TO DO.
Every record must be repeated exactly, with no omission.
** BEGIN EXCERPTED RECORDS **
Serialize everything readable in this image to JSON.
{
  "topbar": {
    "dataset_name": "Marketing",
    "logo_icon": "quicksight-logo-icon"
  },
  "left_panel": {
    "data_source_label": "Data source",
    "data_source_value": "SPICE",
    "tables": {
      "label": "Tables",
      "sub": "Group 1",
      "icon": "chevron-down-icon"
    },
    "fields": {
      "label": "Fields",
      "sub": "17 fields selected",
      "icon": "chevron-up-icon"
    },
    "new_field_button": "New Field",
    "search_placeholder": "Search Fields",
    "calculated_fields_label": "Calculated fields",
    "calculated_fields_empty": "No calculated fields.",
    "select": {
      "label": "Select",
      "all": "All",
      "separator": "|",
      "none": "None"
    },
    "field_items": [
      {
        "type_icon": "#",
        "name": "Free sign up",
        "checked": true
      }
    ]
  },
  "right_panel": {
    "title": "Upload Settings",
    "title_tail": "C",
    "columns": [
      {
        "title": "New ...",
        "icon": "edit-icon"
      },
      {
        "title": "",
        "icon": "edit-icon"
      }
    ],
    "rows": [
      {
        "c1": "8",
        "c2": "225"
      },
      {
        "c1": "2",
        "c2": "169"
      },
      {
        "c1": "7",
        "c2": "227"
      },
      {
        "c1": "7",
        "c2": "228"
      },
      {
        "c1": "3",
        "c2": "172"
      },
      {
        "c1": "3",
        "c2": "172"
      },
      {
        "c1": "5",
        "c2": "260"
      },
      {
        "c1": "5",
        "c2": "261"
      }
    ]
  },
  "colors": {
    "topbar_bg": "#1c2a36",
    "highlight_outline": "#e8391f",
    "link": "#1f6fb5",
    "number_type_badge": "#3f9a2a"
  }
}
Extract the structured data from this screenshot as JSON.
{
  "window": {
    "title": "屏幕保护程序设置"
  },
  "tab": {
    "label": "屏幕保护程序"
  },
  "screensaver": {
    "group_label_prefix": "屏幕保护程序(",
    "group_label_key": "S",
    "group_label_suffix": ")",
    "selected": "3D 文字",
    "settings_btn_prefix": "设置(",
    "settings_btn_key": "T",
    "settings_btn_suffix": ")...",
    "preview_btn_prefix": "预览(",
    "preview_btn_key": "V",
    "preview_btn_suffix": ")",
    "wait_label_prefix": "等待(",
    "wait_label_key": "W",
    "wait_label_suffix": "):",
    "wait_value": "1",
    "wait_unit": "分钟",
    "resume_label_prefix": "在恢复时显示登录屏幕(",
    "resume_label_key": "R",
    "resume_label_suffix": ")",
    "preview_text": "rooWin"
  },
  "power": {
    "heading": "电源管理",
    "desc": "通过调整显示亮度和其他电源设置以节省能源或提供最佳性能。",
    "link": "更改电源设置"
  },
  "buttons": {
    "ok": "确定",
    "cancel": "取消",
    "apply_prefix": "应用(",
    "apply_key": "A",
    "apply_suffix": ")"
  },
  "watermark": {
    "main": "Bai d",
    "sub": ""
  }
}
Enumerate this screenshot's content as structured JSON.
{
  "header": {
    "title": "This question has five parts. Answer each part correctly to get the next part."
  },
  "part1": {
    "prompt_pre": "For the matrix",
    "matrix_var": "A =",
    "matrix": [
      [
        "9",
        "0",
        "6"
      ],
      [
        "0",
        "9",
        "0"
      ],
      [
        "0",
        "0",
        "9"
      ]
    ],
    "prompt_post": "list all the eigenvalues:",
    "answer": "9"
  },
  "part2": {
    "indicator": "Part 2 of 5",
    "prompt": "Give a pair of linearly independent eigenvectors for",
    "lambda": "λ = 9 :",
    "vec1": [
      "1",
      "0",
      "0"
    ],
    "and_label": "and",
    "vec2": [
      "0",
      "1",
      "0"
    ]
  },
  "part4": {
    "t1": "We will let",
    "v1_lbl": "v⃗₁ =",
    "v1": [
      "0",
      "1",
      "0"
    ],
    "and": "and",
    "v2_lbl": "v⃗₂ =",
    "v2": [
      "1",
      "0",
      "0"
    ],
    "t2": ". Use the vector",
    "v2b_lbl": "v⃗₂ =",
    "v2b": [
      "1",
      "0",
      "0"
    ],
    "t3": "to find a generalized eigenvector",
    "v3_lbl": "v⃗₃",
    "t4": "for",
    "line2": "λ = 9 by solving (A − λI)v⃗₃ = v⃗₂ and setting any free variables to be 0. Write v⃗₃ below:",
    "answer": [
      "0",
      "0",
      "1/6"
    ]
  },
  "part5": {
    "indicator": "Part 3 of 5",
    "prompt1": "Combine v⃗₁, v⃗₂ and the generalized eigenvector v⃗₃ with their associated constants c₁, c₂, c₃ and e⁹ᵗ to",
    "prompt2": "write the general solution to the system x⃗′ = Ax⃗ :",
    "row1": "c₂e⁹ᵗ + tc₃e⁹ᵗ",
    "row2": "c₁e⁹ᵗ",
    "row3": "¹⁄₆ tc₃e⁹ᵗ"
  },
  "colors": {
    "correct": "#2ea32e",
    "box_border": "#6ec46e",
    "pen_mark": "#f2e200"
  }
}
** END EXCERPTED RECORDS **
RESPONSE.
Serialize everything readable in this image to JSON.
{
  "topbar": {
    "dataset_name": "Marketing",
    "logo_icon": "quicksight-logo-icon"
  },
  "left_panel": {
    "data_source_label": "Data source",
    "data_source_value": "SPICE",
    "tables": {
      "label": "Tables",
      "sub": "Group 1",
      "icon": "chevron-down-icon"
    },
    "fields": {
      "label": "Fields",
      "sub": "17 fields selected",
      "icon": "chevron-up-icon"
    },
    "new_field_button": "New Field",
    "search_placeholder": "Search Fields",
    "calculated_fields_label": "Calculated fields",
    "calculated_fields_empty": "No calculated fields.",
    "select": {
      "label": "Select",
      "all": "All",
      "separator": "|",
      "none": "None"
    },
    "field_items": [
      {
        "type_icon": "#",
        "name": "Free sign up",
        "checked": true
      }
    ]
  },
  "right_panel": {
    "title": "Upload Settings",
    "title_tail": "C",
    "columns": [
      {
        "title": "New ...",
        "icon": "edit-icon"
      },
      {
        "title": "",
        "icon": "edit-icon"
      }
    ],
    "rows": [
      {
        "c1": "8",
        "c2": "225"
      },
      {
        "c1": "2",
        "c2": "169"
      },
      {
        "c1": "7",
        "c2": "227"
      },
      {
        "c1": "7",
        "c2": "228"
      },
      {
        "c1": "3",
        "c2": "172"
      },
      {
        "c1": "3",
        "c2": "172"
      },
      {
        "c1": "5",
        "c2": "260"
      },
      {
        "c1": "5",
        "c2": "261"
      }
    ]
  },
  "colors": {
    "topbar_bg": "#1c2a36",
    "highlight_outline": "#e8391f",
    "link": "#1f6fb5",
    "number_type_badge": "#3f9a2a"
  }
}
Extract the structured data from this screenshot as JSON.
{
  "window": {
    "title": "屏幕保护程序设置"
  },
  "tab": {
    "label": "屏幕保护程序"
  },
  "screensaver": {
    "group_label_prefix": "屏幕保护程序(",
    "group_label_key": "S",
    "group_label_suffix": ")",
    "selected": "3D 文字",
    "settings_btn_prefix": "设置(",
    "settings_btn_key": "T",
    "settings_btn_suffix": ")...",
    "preview_btn_prefix": "预览(",
    "preview_btn_key": "V",
    "preview_btn_suffix": ")",
    "wait_label_prefix": "等待(",
    "wait_label_key": "W",
    "wait_label_suffix": "):",
    "wait_value": "1",
    "wait_unit": "分钟",
    "resume_label_prefix": "在恢复时显示登录屏幕(",
    "resume_label_key": "R",
    "resume_label_suffix": ")",
    "preview_text": "rooWin"
  },
  "power": {
    "heading": "电源管理",
    "desc": "通过调整显示亮度和其他电源设置以节省能源或提供最佳性能。",
    "link": "更改电源设置"
  },
  "buttons": {
    "ok": "确定",
    "cancel": "取消",
    "apply_prefix": "应用(",
    "apply_key": "A",
    "apply_suffix": ")"
  },
  "watermark": {
    "main": "Bai d",
    "sub": ""
  }
}
Enumerate this screenshot's content as structured JSON.
{
  "header": {
    "title": "This question has five parts. Answer each part correctly to get the next part."
  },
  "part1": {
    "prompt_pre": "For the matrix",
    "matrix_var": "A =",
    "matrix": [
      [
        "9",
        "0",
        "6"
      ],
      [
        "0",
        "9",
        "0"
      ],
      [
        "0",
        "0",
        "9"
      ]
    ],
    "prompt_post": "list all the eigenvalues:",
    "answer": "9"
  },
  "part2": {
    "indicator": "Part 2 of 5",
    "prompt": "Give a pair of linearly independent eigenvectors for",
    "lambda": "λ = 9 :",
    "vec1": [
      "1",
      "0",
      "0"
    ],
    "and_label": "and",
    "vec2": [
      "0",
      "1",
      "0"
    ]
  },
  "part4": {
    "t1": "We will let",
    "v1_lbl": "v⃗₁ =",
    "v1": [
      "0",
      "1",
      "0"
    ],
    "and": "and",
    "v2_lbl": "v⃗₂ =",
    "v2": [
      "1",
      "0",
      "0"
    ],
    "t2": ". Use the vector",
    "v2b_lbl": "v⃗₂ =",
    "v2b": [
      "1",
      "0",
      "0"
    ],
    "t3": "to find a generalized eigenvector",
    "v3_lbl": "v⃗₃",
    "t4": "for",
    "line2": "λ = 9 by solving (A − λI)v⃗₃ = v⃗₂ and setting any free variables to be 0. Write v⃗₃ below:",
    "answer": [
      "0",
      "0",
      "1/6"
    ]
  },
  "part5": {
    "indicator": "Part 3 of 5",
    "prompt1": "Combine v⃗₁, v⃗₂ and the generalized eigenvector v⃗₃ with their associated constants c₁, c₂, c₃ and e⁹ᵗ to",
    "prompt2": "write the general solution to the system x⃗′ = Ax⃗ :",
    "row1": "c₂e⁹ᵗ + tc₃e⁹ᵗ",
    "row2": "c₁e⁹ᵗ",
    "row3": "¹⁄₆ tc₃e⁹ᵗ"
  },
  "colors": {
    "correct": "#2ea32e",
    "box_border": "#6ec46e",
    "pen_mark": "#f2e200"
  }
}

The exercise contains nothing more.